[Records excerpted from a collection]
◆ ◆ ◆ ◆ ◆
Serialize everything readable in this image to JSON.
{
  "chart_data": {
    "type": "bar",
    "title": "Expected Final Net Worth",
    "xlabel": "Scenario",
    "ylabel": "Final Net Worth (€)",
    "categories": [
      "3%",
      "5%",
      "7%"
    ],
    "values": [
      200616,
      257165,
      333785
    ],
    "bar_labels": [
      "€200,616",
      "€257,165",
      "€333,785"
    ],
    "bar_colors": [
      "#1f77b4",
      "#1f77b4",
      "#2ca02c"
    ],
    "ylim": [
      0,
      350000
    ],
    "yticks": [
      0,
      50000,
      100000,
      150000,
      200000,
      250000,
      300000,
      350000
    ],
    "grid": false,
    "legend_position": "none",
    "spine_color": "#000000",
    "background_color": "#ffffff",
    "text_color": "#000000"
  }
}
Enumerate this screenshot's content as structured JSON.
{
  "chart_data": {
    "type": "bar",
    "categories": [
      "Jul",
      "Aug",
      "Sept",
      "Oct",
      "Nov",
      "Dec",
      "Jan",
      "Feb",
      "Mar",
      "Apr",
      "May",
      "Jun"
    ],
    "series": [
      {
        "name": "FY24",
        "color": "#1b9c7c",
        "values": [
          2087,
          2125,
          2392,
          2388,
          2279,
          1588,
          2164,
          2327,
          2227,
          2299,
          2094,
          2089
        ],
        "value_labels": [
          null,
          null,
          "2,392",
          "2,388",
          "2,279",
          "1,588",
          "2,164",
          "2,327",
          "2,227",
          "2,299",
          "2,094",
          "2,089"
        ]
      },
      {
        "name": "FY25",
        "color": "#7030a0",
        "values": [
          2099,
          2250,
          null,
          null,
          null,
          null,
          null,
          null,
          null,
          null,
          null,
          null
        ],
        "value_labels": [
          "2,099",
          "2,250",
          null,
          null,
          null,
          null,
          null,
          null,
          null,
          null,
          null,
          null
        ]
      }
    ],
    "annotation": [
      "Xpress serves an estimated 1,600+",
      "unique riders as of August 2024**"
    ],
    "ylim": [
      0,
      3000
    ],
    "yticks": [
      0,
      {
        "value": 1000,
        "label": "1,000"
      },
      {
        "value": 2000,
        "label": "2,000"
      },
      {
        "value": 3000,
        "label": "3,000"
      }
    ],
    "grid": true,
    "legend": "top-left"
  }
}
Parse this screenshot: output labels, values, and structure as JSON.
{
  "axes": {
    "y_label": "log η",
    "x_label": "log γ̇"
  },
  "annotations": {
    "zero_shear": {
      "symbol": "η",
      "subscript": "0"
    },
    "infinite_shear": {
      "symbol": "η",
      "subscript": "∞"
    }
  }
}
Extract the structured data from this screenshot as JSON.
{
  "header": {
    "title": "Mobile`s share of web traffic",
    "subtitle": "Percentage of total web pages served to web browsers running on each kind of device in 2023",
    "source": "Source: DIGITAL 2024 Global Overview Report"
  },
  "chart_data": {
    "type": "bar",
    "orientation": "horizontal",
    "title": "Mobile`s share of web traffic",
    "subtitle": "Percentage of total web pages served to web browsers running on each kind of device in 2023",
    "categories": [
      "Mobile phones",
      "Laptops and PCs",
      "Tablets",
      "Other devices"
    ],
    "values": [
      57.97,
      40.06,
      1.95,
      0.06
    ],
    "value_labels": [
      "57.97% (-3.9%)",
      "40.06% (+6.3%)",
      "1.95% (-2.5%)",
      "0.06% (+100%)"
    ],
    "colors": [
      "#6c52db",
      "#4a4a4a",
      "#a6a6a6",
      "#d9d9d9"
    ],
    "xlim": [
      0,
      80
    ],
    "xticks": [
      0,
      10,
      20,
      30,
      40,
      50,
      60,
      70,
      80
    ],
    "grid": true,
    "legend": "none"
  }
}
◆ ◆ ◆ ◆ ◆
* Your instructions
Go back to the listing above and please repeat it exactly.

* Solution below
Serialize everything readable in this image to JSON.
{
  "chart_data": {
    "type": "bar",
    "title": "Expected Final Net Worth",
    "xlabel": "Scenario",
    "ylabel": "Final Net Worth (€)",
    "categories": [
      "3%",
      "5%",
      "7%"
    ],
    "values": [
      200616,
      257165,
      333785
    ],
    "bar_labels": [
      "€200,616",
      "€257,165",
      "€333,785"
    ],
    "bar_colors": [
      "#1f77b4",
      "#1f77b4",
      "#2ca02c"
    ],
    "ylim": [
      0,
      350000
    ],
    "yticks": [
      0,
      50000,
      100000,
      150000,
      200000,
      250000,
      300000,
      350000
    ],
    "grid": false,
    "legend_position": "none",
    "spine_color": "#000000",
    "background_color": "#ffffff",
    "text_color": "#000000"
  }
}
Enumerate this screenshot's content as structured JSON.
{
  "chart_data": {
    "type": "bar",
    "categories": [
      "Jul",
      "Aug",
      "Sept",
      "Oct",
      "Nov",
      "Dec",
      "Jan",
      "Feb",
      "Mar",
      "Apr",
      "May",
      "Jun"
    ],
    "series": [
      {
        "name": "FY24",
        "color": "#1b9c7c",
        "values": [
          2087,
          2125,
          2392,
          2388,
          2279,
          1588,
          2164,
          2327,
          2227,
          2299,
          2094,
          2089
        ],
        "value_labels": [
          null,
          null,
          "2,392",
          "2,388",
          "2,279",
          "1,588",
          "2,164",
          "2,327",
          "2,227",
          "2,299",
          "2,094",
          "2,089"
        ]
      },
      {
        "name": "FY25",
        "color": "#7030a0",
        "values": [
          2099,
          2250,
          null,
          null,
          null,
          null,
          null,
          null,
          null,
          null,
          null,
          null
        ],
        "value_labels": [
          "2,099",
          "2,250",
          null,
          null,
          null,
          null,
          null,
          null,
          null,
          null,
          null,
          null
        ]
      }
    ],
    "annotation": [
      "Xpress serves an estimated 1,600+",
      "unique riders as of August 2024**"
    ],
    "ylim": [
      0,
      3000
    ],
    "yticks": [
      0,
      {
        "value": 1000,
        "label": "1,000"
      },
      {
        "value": 2000,
        "label": "2,000"
      },
      {
        "value": 3000,
        "label": "3,000"
      }
    ],
    "grid": true,
    "legend": "top-left"
  }
}
Parse this screenshot: output labels, values, and structure as JSON.
{
  "axes": {
    "y_label": "log η",
    "x_label": "log γ̇"
  },
  "annotations": {
    "zero_shear": {
      "symbol": "η",
      "subscript": "0"
    },
    "infinite_shear": {
      "symbol": "η",
      "subscript": "∞"
    }
  }
}
Extract the structured data from this screenshot as JSON.
{
  "header": {
    "title": "Mobile`s share of web traffic",
    "subtitle": "Percentage of total web pages served to web browsers running on each kind of device in 2023",
    "source": "Source: DIGITAL 2024 Global Overview Report"
  },
  "chart_data": {
    "type": "bar",
    "orientation": "horizontal",
    "title": "Mobile`s share of web traffic",
    "subtitle": "Percentage of total web pages served to web browsers running on each kind of device in 2023",
    "categories": [
      "Mobile phones",
      "Laptops and PCs",
      "Tablets",
      "Other devices"
    ],
    "values": [
      57.97,
      40.06,
      1.95,
      0.06
    ],
    "value_labels": [
      "57.97% (-3.9%)",
      "40.06% (+6.3%)",
      "1.95% (-2.5%)",
      "0.06% (+100%)"
    ],
    "colors": [
      "#6c52db",
      "#4a4a4a",
      "#a6a6a6",
      "#d9d9d9"
    ],
    "xlim": [
      0,
      80
    ],
    "xticks": [
      0,
      10,
      20,
      30,
      40,
      50,
      60,
      70,
      80
    ],
    "grid": true,
    "legend": "none"
  }
}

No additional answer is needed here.